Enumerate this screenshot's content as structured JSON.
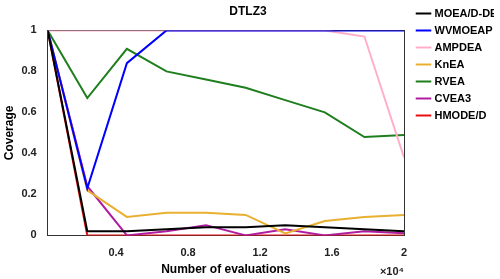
{
  "chart_data": {
    "type": "line",
    "title": "DTLZ3",
    "x_label": "Number of evaluations",
    "y_label": "Coverage",
    "annotations": [
      "×10⁴"
    ],
    "x": [
      0.02,
      0.24,
      0.46,
      0.68,
      0.9,
      1.12,
      1.34,
      1.56,
      1.78,
      2.0
    ],
    "xlim": [
      0.02,
      2
    ],
    "xticks": [
      0.4,
      0.8,
      1.2,
      1.6,
      2
    ],
    "ylim": [
      0,
      1
    ],
    "yticks": [
      0,
      0.2,
      0.4,
      0.6,
      0.8,
      1
    ],
    "grid": false,
    "legend": "right",
    "series": [
      {
        "name": "MOEA/D-DE",
        "color": "#000000",
        "values": [
          1,
          0.02,
          0.02,
          0.03,
          0.04,
          0.04,
          0.05,
          0.04,
          0.03,
          0.02
        ]
      },
      {
        "name": "WVMOEAP",
        "color": "#0000ff",
        "values": [
          1,
          0.23,
          0.84,
          1,
          1,
          1,
          1,
          1,
          1,
          1
        ]
      },
      {
        "name": "AMPDEA",
        "color": "#ffb0c8",
        "values": [
          1,
          1,
          1,
          1,
          1,
          1,
          1,
          1,
          0.97,
          0.38
        ]
      },
      {
        "name": "KnEA",
        "color": "#e8b030",
        "values": [
          1,
          0.22,
          0.09,
          0.11,
          0.11,
          0.1,
          0.01,
          0.07,
          0.09,
          0.1
        ]
      },
      {
        "name": "RVEA",
        "color": "#1f7f1f",
        "values": [
          1,
          0.67,
          0.91,
          0.8,
          0.76,
          0.72,
          0.66,
          0.6,
          0.48,
          0.49
        ]
      },
      {
        "name": "CVEA3",
        "color": "#b01ca0",
        "values": [
          1,
          0.24,
          0,
          0.02,
          0.05,
          0,
          0.03,
          0,
          0.02,
          0.01
        ]
      },
      {
        "name": "HMODE/D",
        "color": "#e81010",
        "values": [
          1,
          0,
          0,
          0,
          0,
          0,
          0,
          0,
          0,
          0
        ]
      }
    ]
  }
}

━━━━━━

• [TASK TO COMPLETE] Transcribe the listing above verbatim. Omit the pictures.

• [ANSWER]
Enumerate this screenshot's content as structured JSON.
{
  "chart_data": {
    "type": "line",
    "title": "DTLZ3",
    "x_label": "Number of evaluations",
    "y_label": "Coverage",
    "annotations": [
      "×10⁴"
    ],
    "x": [
      0.02,
      0.24,
      0.46,
      0.68,
      0.9,
      1.12,
      1.34,
      1.56,
      1.78,
      2.0
    ],
    "xlim": [
      0.02,
      2
    ],
    "xticks": [
      0.4,
      0.8,
      1.2,
      1.6,
      2
    ],
    "ylim": [
      0,
      1
    ],
    "yticks": [
      0,
      0.2,
      0.4,
      0.6,
      0.8,
      1
    ],
    "grid": false,
    "legend": "right",
    "series": [
      {
        "name": "MOEA/D-DE",
        "color": "#000000",
        "values": [
          1,
          0.02,
          0.02,
          0.03,
          0.04,
          0.04,
          0.05,
          0.04,
          0.03,
          0.02
        ]
      },
      {
        "name": "WVMOEAP",
        "color": "#0000ff",
        "values": [
          1,
          0.23,
          0.84,
          1,
          1,
          1,
          1,
          1,
          1,
          1
        ]
      },
      {
        "name": "AMPDEA",
        "color": "#ffb0c8",
        "values": [
          1,
          1,
          1,
          1,
          1,
          1,
          1,
          1,
          0.97,
          0.38
        ]
      },
      {
        "name": "KnEA",
        "color": "#e8b030",
        "values": [
          1,
          0.22,
          0.09,
          0.11,
          0.11,
          0.1,
          0.01,
          0.07,
          0.09,
          0.1
        ]
      },
      {
        "name": "RVEA",
        "color": "#1f7f1f",
        "values": [
          1,
          0.67,
          0.91,
          0.8,
          0.76,
          0.72,
          0.66,
          0.6,
          0.48,
          0.49
        ]
      },
      {
        "name": "CVEA3",
        "color": "#b01ca0",
        "values": [
          1,
          0.24,
          0,
          0.02,
          0.05,
          0,
          0.03,
          0,
          0.02,
          0.01
        ]
      },
      {
        "name": "HMODE/D",
        "color": "#e81010",
        "values": [
          1,
          0,
          0,
          0,
          0,
          0,
          0,
          0,
          0,
          0
        ]
      }
    ]
  }
}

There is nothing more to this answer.